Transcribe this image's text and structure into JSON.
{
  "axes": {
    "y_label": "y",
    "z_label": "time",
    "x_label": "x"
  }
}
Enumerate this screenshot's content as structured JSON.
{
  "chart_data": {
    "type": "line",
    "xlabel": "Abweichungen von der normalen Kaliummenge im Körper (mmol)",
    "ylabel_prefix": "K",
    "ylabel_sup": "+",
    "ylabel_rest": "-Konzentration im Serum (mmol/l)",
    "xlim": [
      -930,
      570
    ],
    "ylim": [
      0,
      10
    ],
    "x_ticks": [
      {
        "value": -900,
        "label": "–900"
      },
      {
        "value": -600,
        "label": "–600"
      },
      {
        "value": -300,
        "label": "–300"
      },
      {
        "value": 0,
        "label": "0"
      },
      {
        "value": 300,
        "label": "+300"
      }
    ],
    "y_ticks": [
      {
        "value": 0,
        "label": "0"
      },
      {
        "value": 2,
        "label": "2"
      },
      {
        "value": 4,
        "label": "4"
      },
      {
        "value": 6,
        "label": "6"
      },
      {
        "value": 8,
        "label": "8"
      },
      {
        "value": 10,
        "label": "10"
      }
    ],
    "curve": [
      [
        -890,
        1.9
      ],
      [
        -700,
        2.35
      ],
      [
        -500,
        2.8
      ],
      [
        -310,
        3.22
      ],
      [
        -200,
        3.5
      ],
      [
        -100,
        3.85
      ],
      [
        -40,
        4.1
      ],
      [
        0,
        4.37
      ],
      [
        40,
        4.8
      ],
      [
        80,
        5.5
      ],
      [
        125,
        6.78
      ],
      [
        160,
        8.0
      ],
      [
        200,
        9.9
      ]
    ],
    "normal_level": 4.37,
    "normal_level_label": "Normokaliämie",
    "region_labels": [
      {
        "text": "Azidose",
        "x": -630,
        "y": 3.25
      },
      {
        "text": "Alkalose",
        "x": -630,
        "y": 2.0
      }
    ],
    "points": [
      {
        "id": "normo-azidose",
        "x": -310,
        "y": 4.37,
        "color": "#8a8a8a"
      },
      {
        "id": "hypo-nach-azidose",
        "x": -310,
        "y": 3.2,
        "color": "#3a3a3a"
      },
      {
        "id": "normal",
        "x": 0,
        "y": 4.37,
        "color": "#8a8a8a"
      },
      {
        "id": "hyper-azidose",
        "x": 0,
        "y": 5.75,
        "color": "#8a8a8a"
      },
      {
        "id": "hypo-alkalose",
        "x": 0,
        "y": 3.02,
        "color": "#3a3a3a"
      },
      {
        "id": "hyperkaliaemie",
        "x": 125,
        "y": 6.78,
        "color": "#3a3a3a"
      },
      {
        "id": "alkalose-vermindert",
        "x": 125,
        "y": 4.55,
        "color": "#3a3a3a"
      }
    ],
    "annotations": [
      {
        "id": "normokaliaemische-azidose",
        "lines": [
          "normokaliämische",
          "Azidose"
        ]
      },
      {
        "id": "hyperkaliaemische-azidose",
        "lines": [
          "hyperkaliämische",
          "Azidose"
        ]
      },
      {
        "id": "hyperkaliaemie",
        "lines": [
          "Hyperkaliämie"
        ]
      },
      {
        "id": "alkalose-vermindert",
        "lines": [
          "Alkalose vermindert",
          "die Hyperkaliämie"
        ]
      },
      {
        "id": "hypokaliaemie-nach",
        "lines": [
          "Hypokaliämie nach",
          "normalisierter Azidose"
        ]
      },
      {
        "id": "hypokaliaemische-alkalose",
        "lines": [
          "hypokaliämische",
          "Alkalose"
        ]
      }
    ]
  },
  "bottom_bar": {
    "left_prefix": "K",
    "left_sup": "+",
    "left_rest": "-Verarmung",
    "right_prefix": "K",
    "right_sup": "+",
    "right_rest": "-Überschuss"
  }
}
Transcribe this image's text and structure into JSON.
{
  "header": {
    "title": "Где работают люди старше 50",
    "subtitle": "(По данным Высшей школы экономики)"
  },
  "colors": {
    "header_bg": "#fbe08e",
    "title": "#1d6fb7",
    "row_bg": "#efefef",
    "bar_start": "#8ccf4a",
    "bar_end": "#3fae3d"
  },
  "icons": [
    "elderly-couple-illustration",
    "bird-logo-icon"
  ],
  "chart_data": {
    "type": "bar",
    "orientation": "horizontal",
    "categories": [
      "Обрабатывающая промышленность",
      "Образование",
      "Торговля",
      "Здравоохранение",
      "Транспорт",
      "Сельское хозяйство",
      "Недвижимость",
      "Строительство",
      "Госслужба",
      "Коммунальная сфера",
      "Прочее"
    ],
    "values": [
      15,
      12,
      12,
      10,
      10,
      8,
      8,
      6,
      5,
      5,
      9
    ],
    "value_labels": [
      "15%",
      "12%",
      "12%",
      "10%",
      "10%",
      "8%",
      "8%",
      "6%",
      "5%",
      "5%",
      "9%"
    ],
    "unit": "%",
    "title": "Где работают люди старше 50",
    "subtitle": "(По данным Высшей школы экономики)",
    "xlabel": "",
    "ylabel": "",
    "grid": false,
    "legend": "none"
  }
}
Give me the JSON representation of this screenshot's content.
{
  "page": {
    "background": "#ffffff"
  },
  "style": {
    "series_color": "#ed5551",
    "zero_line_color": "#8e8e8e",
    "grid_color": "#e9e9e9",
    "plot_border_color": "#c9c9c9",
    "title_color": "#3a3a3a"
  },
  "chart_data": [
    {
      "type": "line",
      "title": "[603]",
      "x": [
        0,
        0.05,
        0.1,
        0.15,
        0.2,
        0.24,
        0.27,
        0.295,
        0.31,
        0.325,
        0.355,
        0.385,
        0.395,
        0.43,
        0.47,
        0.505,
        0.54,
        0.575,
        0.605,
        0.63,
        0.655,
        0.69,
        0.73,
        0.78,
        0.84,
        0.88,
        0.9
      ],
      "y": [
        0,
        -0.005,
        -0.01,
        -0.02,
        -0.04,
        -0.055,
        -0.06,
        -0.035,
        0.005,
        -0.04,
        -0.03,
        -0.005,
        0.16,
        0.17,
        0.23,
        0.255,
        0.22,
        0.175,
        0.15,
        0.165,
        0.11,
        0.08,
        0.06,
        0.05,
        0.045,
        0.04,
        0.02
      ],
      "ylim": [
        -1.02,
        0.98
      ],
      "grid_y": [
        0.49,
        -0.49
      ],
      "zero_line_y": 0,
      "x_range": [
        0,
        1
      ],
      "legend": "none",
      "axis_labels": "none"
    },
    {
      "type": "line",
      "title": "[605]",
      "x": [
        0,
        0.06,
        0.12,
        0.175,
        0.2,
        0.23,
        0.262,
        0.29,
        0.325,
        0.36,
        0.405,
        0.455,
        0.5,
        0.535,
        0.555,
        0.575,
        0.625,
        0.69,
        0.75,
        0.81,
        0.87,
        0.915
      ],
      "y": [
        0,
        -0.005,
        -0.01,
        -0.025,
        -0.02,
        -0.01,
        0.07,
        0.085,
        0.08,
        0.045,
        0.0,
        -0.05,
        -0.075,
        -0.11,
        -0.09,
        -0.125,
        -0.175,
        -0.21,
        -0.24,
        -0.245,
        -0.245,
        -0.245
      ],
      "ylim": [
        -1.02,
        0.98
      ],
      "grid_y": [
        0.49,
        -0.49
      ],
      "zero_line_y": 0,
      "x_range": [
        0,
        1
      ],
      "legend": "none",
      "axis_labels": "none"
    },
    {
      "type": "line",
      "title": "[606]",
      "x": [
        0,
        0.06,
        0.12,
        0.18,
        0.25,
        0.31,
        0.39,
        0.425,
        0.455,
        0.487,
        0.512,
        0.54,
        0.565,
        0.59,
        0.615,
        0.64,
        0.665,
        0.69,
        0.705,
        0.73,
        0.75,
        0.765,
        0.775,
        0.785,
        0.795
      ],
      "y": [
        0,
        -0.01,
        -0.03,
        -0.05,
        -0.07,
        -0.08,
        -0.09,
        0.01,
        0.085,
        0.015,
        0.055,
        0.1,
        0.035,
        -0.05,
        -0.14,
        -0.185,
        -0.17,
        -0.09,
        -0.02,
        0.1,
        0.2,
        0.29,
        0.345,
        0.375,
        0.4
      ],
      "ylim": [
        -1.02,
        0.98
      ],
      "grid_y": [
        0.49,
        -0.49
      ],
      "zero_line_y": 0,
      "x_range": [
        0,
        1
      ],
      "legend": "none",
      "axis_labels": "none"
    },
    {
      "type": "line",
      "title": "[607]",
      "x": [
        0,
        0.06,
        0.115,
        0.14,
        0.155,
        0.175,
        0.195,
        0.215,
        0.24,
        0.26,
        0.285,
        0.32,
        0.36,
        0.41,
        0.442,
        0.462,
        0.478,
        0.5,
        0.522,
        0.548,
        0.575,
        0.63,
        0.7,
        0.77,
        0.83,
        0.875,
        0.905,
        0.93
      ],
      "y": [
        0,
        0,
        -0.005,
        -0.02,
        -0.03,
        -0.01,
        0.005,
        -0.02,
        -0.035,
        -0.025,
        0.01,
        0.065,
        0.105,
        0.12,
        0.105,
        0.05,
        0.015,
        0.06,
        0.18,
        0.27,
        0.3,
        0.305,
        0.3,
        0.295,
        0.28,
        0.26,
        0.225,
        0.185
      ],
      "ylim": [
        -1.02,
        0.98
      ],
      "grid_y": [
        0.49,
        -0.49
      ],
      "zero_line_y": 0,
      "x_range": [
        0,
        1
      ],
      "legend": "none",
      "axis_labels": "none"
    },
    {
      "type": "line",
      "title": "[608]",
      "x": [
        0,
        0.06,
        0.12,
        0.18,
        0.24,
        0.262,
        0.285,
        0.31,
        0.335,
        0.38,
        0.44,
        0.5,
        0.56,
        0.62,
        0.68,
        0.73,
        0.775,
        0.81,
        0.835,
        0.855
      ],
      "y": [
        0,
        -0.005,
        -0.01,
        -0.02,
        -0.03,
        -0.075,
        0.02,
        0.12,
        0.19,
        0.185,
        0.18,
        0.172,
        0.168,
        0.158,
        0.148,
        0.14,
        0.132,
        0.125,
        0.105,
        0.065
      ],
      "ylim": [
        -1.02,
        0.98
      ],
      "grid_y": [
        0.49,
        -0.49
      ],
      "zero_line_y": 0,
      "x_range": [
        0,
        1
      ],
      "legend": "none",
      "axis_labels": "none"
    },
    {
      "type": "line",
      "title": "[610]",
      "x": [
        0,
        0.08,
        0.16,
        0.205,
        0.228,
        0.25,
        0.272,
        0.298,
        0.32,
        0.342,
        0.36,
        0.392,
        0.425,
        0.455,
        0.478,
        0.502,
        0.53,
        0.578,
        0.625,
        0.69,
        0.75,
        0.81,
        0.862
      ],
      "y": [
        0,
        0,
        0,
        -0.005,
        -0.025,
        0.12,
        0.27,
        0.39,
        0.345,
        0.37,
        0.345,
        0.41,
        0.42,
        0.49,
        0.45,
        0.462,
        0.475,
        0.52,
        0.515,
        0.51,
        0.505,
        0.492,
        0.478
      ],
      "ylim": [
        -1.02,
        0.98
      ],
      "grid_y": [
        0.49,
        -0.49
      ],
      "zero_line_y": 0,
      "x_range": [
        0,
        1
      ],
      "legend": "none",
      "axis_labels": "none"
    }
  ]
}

▶ Challenge
Check each line in the listing above for the string "Высшей", then report how many lines contain it, with no other text.

▶ Task solution
2